■ **About this task**:
Continue the passage below about reactions to Ray Lewis, starting after its final sentence.

■ **Passage shown**:
Drew Magary sums up the anti-Lewis sentiment nicely in a Deadspin piece aptly headlined "The Hater's Guide to Ray Lewis."
It's not exactly daring to hate Ray Lewis. Facebook data show that most people are rooting for the 49ers to win the Super Bowl, and I'm sure "FUCK RAY LEWIS" has a lot to do with that. No one disputes that Lewis should be a Hall of Famer, and I guess we can all agree that he's a good leader. He sure shouts a lot. What is in dispute is whether he's an overrated, self-aggrandizing sack of shit who throws God in your face any time you accuse him of being anything less than a saint.
This being the age of media contrianism, there is a backlash to the Lewis backlash. Deadspin's take on the Buffalo News and Washington Post stories carried a headline, "How Two Newspapers Ended Up Staging The Same Sob Story About The Ray Lewis Murder Case," which was snarkier than anything in the inside-baseball narrative itself.

■ **Provided data**:
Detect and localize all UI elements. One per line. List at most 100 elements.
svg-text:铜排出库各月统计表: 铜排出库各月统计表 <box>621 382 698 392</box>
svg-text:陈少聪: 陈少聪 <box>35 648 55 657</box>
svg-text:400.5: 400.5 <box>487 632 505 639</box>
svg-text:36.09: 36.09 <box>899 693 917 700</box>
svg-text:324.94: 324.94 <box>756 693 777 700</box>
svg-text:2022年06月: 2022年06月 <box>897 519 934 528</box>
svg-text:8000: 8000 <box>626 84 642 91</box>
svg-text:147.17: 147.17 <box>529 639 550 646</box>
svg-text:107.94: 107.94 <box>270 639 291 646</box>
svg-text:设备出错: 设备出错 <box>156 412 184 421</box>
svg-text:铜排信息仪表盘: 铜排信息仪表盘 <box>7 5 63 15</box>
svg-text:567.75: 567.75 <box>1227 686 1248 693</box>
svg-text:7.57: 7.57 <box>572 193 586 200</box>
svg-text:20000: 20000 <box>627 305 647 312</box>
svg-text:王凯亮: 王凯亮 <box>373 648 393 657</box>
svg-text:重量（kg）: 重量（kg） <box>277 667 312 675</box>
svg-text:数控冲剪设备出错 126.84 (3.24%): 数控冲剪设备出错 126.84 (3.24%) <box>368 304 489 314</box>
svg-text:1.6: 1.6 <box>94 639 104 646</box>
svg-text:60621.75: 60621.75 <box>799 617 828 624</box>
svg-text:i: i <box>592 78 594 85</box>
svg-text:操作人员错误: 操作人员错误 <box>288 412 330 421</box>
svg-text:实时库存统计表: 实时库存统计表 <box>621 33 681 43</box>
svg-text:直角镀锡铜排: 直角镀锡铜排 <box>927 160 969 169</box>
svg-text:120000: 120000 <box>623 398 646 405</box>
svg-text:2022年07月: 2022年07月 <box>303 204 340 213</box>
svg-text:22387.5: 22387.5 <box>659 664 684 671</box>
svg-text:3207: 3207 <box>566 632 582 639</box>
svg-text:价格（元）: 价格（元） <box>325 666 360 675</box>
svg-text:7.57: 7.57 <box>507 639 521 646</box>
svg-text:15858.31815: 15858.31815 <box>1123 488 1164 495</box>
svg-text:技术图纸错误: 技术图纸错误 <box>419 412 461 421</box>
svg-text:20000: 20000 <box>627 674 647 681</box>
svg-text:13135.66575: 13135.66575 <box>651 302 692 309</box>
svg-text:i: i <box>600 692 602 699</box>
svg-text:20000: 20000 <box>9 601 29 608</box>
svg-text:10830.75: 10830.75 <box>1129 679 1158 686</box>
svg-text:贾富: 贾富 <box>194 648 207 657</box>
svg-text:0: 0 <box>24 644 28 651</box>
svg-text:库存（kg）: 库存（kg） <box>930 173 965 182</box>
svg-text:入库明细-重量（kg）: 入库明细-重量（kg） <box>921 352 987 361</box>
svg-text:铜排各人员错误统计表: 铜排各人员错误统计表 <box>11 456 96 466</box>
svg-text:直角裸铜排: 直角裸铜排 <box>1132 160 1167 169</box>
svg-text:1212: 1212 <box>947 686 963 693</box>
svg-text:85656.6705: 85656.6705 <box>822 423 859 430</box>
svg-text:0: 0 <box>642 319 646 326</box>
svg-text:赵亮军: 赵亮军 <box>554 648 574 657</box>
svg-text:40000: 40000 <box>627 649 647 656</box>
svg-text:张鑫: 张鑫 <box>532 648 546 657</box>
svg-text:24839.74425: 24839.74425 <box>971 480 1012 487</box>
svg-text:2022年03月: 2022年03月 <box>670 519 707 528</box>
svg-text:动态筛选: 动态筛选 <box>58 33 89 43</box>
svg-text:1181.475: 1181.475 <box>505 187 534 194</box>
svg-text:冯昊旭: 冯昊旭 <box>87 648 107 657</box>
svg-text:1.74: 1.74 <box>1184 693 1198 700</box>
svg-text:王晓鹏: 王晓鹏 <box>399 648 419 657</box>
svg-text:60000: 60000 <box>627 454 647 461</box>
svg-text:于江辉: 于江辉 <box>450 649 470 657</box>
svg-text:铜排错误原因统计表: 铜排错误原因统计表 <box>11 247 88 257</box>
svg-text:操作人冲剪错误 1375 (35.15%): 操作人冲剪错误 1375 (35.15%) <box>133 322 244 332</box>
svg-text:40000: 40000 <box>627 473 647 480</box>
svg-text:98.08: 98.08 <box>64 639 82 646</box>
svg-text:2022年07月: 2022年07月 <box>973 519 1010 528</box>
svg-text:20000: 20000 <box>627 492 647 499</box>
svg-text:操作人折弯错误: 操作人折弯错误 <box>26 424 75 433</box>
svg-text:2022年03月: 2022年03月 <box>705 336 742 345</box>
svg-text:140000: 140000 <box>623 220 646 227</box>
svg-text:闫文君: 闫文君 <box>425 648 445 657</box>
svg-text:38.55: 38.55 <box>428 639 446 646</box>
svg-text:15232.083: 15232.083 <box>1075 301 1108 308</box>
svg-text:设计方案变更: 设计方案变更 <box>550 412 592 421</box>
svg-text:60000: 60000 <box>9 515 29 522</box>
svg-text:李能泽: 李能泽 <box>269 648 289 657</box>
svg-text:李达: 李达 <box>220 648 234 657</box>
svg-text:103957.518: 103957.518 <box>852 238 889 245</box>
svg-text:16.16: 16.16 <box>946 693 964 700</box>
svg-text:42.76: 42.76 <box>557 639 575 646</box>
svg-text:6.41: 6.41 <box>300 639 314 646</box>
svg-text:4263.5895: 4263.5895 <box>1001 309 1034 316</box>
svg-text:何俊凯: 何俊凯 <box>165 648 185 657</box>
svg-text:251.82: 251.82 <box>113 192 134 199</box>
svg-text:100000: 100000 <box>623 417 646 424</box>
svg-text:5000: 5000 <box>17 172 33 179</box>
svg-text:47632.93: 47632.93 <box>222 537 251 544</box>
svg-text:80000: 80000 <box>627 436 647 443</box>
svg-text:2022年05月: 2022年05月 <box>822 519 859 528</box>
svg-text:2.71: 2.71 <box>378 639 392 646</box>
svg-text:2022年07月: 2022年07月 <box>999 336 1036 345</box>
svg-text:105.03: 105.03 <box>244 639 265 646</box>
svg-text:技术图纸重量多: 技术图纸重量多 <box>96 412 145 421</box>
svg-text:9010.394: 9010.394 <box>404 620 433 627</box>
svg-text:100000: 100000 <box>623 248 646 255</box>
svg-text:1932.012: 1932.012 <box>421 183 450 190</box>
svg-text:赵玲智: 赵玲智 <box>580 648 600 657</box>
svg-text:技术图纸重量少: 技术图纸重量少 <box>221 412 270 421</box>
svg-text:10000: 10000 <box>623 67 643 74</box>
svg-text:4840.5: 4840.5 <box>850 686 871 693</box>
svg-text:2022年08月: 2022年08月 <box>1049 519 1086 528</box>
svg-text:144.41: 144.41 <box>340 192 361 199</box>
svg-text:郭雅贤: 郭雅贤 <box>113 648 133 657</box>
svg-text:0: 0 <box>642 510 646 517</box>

■ **Result of this task**:
So where does We Want Marangi come down on all of this? I came to the conclusion while covering the Bills as a full-time beat in the 1990s that the notion that watching men play football, then talking to them about it for a few hours a week offered any insight into their true character is pretty ridiculous.

I saw Bruce Smith routinely mythologized by the national media when it came through town. Meanwhile, many of his teammates barely tolerated him due to his undeniable talent, but showed little use for him as a person.

Doug Flutie's public image as the scrappy little quarterback that could conflicted with the locker-room politician who campaigned among select teammates against Rob Johnson, while deftly presenting himself as an anything-for-the-team guy to media and fans.

When Chris Spielman retired after taking a year off to support his wife, who was being treated for breast cancer, I wrote the following for the BuffaloPOST:
Once in a while, when someone finds out I spend part of my working life talking to and writing about professional football, he or she asks, "What's (insert name of Buffalo Bills player here) like, anyway?" 
My usual answer? "I don't know." 
I don't know that being friendly and eloquent with the press or fans necessarily makes an athlete a good human being. People thought O.J. Simpson was a pretty nice guy for about one quarter of a century. 
Likewise, a player not comfortable in the limelight or with public speaking can be the most solid citizen on the roster.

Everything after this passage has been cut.